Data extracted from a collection
-=-=-=-=-
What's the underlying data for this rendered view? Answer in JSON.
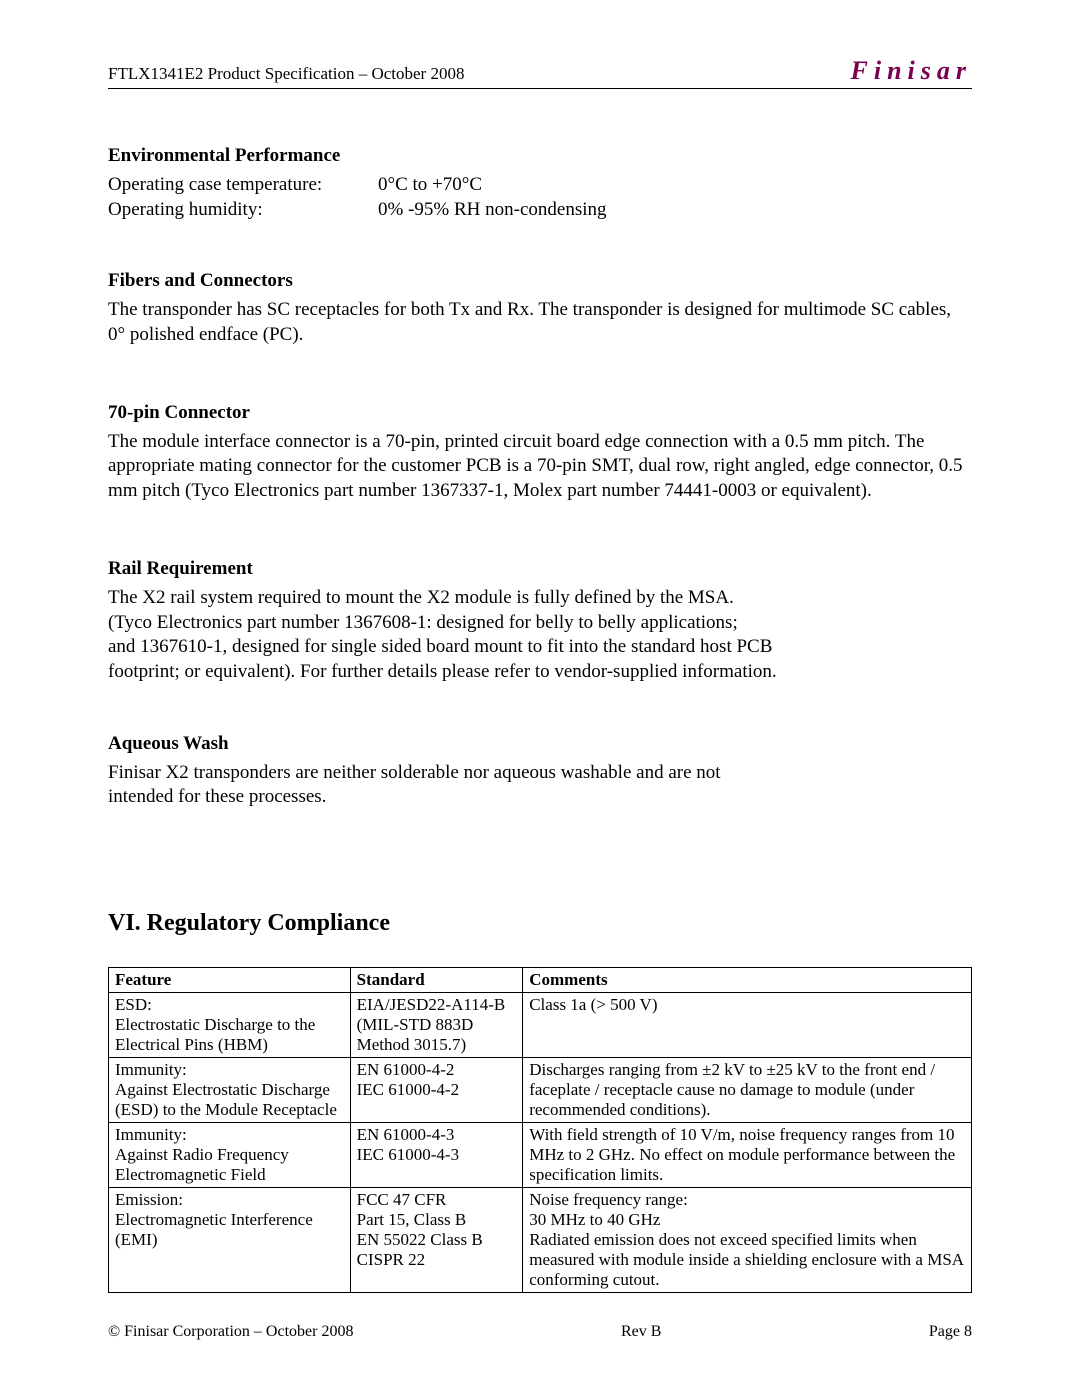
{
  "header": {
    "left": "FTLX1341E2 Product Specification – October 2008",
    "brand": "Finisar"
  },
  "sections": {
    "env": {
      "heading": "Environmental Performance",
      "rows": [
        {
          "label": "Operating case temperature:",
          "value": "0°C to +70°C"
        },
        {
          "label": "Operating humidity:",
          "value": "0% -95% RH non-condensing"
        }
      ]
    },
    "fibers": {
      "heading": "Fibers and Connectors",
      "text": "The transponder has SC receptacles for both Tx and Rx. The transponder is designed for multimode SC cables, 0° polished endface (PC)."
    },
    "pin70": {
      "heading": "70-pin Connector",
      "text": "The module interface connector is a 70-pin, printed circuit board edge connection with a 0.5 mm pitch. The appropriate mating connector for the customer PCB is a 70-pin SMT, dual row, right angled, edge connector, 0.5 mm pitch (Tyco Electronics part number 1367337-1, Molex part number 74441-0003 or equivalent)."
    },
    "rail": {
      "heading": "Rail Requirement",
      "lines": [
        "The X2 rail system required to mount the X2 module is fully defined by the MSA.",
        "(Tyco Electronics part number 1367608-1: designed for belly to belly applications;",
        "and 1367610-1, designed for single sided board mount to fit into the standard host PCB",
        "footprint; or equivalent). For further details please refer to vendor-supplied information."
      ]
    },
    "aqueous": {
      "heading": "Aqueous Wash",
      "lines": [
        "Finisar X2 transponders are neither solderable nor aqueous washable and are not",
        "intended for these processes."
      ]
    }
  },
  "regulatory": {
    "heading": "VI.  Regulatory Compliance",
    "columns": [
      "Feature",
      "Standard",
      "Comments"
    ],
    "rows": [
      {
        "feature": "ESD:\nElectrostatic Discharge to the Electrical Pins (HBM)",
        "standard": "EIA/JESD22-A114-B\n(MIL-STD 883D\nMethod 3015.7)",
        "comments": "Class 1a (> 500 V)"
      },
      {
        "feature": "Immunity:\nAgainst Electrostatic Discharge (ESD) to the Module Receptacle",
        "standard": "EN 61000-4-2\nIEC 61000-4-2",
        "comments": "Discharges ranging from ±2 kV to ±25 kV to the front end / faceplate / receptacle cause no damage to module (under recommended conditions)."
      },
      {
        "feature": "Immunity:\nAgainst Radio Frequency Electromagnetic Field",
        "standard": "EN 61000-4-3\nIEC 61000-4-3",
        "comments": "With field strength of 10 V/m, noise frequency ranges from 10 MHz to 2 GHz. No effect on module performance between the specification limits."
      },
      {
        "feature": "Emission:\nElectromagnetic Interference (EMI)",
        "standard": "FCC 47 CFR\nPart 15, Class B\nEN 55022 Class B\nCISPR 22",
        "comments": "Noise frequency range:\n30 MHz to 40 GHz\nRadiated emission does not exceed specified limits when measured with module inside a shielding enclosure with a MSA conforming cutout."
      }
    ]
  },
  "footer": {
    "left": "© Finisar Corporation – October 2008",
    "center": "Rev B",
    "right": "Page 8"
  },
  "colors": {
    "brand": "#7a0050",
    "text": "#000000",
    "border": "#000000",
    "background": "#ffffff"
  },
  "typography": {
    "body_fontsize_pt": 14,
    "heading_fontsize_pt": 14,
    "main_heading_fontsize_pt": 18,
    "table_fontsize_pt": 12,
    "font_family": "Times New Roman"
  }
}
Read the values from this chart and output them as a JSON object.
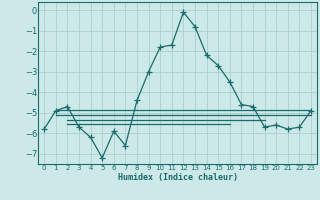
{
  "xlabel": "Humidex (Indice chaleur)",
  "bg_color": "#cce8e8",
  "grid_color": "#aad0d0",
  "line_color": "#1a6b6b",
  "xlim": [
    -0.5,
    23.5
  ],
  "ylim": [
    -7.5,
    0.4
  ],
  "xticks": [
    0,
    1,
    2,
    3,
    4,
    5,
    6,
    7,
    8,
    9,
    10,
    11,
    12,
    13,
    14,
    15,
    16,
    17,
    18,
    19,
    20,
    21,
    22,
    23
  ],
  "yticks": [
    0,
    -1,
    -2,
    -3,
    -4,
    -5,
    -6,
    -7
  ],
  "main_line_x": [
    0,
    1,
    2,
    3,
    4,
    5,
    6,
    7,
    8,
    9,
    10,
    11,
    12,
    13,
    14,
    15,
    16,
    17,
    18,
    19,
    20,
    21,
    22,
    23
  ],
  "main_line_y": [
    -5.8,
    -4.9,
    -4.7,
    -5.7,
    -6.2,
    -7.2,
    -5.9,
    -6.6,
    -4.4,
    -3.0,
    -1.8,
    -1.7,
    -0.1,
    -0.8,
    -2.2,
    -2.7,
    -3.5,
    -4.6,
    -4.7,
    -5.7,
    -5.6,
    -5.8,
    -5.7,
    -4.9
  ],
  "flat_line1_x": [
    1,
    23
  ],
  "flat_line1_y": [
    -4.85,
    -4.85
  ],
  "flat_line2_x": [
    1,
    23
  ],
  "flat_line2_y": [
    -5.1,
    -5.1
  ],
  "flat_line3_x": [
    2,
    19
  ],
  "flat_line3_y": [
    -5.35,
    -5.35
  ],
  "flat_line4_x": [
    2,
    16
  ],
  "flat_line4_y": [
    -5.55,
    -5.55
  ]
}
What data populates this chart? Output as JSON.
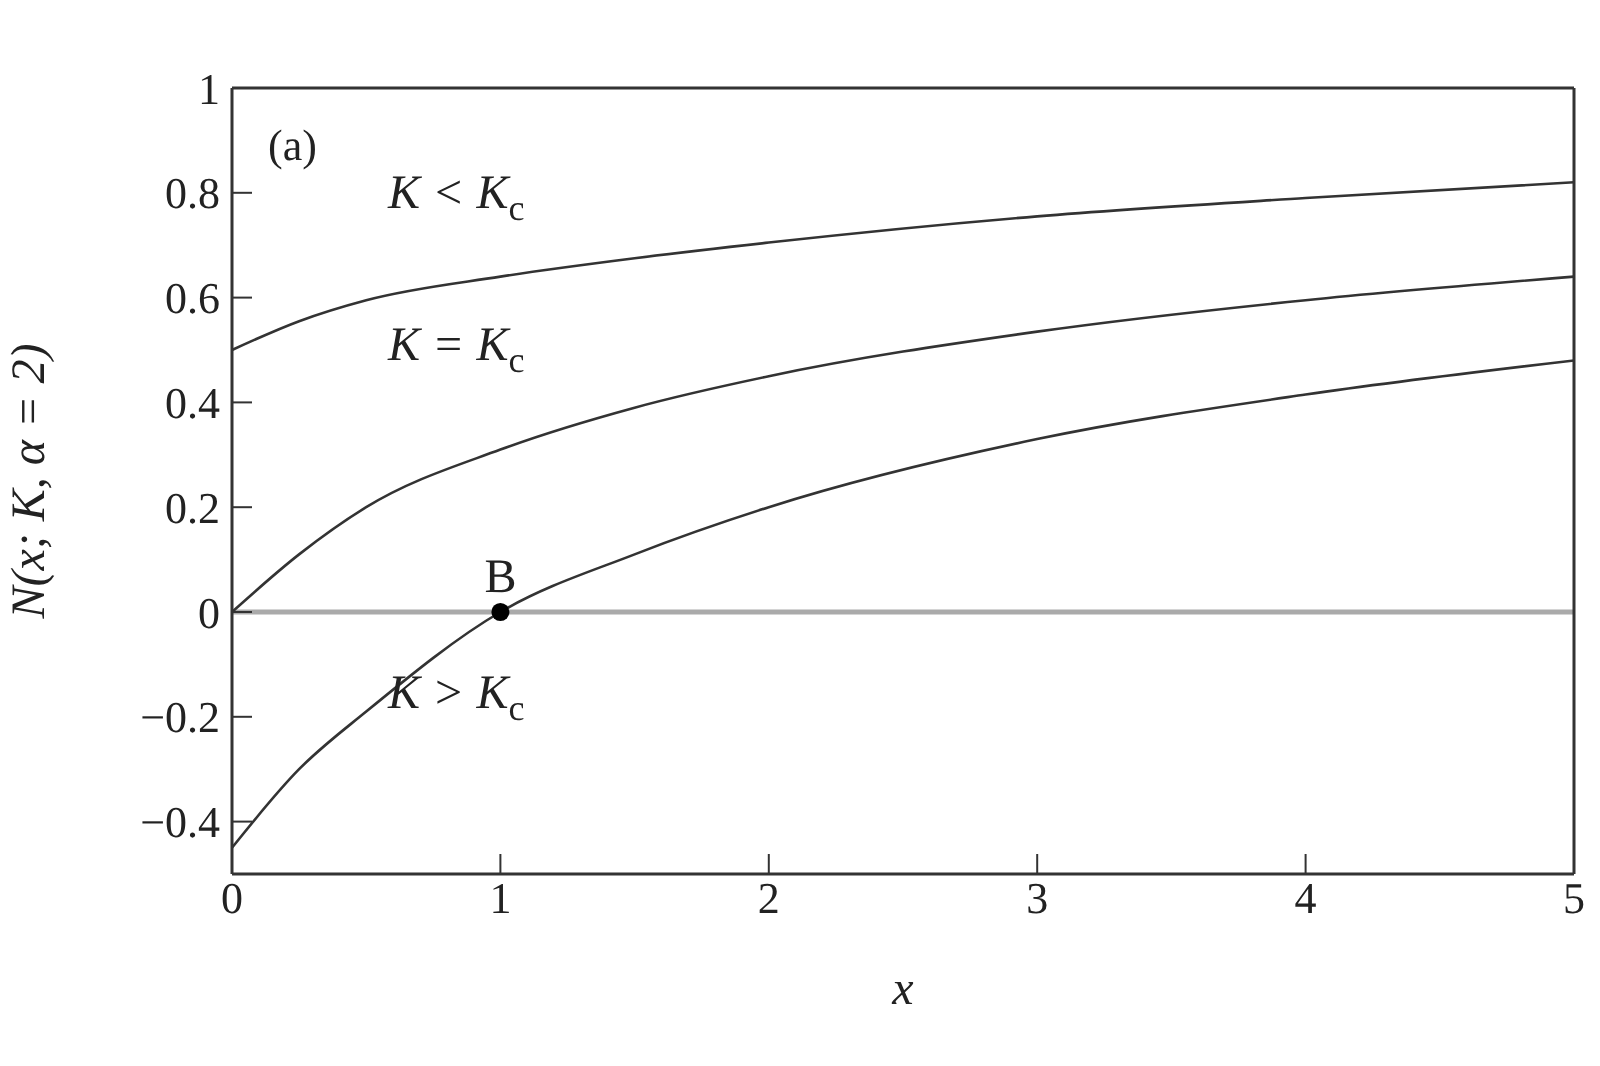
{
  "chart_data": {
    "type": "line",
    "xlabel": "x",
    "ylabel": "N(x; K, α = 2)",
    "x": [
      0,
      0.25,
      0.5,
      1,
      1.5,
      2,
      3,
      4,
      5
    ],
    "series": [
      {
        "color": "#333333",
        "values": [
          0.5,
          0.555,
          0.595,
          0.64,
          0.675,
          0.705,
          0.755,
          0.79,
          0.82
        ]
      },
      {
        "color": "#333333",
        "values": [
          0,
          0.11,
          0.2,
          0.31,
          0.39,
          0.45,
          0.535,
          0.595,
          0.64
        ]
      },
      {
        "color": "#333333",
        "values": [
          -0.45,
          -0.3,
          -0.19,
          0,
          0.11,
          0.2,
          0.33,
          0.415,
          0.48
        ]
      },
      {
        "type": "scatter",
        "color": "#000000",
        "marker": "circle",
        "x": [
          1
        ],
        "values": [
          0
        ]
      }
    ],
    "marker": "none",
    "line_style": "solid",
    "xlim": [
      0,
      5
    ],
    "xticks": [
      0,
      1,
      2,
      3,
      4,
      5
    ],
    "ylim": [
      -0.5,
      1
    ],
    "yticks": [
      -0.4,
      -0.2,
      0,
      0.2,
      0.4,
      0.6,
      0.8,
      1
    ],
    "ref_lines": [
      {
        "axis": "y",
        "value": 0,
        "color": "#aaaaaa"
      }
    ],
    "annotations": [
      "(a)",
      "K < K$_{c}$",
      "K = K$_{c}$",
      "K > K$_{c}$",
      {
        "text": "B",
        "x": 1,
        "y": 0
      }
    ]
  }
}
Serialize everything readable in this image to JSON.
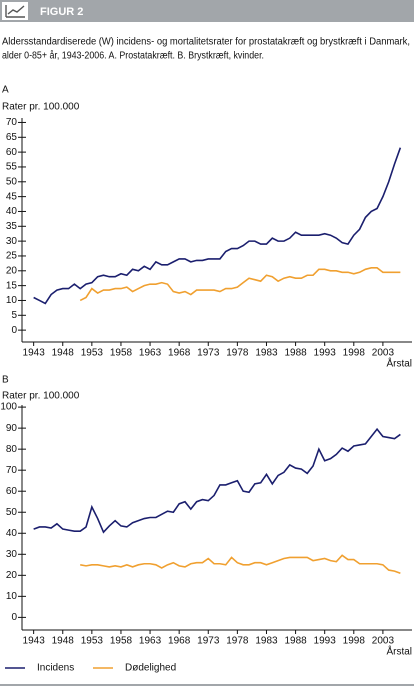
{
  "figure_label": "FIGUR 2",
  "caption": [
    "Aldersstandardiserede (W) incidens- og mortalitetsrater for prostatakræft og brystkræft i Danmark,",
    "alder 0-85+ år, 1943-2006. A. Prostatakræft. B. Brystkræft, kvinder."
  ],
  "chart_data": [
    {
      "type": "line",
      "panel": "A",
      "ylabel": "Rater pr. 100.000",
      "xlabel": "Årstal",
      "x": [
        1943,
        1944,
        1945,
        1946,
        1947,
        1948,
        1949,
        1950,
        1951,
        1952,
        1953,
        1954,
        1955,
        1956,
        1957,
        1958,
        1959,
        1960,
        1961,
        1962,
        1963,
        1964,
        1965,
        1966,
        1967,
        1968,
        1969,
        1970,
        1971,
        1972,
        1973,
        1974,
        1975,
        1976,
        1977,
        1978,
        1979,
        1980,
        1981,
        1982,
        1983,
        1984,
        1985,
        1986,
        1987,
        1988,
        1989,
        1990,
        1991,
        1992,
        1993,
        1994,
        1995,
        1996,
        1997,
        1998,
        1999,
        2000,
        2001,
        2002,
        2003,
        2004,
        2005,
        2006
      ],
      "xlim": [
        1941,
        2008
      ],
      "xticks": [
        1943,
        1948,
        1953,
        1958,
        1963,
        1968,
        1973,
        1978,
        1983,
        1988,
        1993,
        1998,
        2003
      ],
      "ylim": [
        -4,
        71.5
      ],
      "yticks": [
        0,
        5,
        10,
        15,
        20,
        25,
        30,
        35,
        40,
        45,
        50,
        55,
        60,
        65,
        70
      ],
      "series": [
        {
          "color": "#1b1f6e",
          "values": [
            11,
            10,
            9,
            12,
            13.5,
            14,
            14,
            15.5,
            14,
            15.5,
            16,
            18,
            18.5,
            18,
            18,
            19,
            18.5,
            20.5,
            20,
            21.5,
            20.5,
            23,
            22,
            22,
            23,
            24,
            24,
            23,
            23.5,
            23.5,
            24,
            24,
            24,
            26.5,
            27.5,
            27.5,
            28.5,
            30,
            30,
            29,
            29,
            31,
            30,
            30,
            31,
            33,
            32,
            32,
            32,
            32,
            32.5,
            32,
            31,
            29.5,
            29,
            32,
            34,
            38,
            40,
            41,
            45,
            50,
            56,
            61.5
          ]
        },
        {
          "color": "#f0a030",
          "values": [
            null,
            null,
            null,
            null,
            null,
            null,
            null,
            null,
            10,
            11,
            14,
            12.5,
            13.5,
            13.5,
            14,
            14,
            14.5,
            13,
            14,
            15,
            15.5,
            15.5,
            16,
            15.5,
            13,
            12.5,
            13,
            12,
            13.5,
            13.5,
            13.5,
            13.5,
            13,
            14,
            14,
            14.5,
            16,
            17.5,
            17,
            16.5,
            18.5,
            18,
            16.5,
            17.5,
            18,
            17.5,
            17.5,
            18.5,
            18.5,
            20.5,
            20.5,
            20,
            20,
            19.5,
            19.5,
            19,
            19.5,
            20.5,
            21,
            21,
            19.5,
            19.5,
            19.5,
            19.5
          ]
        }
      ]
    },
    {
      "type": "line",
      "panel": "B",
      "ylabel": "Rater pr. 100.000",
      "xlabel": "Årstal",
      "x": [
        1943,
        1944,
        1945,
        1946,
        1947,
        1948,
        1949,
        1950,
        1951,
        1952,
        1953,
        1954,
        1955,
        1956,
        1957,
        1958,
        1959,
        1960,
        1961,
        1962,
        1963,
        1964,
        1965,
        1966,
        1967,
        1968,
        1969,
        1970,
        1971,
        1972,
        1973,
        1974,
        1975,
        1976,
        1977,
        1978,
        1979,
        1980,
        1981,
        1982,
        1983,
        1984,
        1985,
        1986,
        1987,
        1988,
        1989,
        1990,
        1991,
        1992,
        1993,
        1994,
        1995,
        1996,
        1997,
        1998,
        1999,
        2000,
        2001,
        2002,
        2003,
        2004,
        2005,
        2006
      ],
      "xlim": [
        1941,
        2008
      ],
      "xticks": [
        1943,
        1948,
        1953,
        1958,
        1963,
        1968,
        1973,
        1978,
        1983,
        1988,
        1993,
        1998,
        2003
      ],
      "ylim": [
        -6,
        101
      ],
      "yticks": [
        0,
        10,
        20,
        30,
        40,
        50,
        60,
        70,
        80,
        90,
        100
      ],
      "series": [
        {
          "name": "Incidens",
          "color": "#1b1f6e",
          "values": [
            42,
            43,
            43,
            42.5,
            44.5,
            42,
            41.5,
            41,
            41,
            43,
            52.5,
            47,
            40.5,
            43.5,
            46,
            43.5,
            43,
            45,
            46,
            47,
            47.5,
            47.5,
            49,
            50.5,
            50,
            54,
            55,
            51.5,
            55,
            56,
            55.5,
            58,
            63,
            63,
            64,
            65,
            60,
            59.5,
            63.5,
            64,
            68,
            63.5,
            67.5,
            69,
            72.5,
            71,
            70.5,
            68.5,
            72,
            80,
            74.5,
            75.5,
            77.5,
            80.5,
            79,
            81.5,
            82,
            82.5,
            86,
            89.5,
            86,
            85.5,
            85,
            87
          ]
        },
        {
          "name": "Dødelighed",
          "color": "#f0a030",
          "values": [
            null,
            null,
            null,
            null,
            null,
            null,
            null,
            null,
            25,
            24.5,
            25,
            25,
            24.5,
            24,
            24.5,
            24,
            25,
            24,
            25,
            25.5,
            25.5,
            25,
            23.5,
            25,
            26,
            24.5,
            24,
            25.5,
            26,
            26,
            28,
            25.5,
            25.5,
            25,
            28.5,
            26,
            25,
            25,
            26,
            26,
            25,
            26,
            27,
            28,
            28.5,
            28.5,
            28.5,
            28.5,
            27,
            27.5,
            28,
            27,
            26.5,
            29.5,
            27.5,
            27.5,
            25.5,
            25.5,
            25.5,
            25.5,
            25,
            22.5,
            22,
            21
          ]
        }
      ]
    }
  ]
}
-=-=-=-=-
Of the lines in the entries, how many include the word "this"? State only the number.

→ **ANSWER TO THE EXERCISE**:
4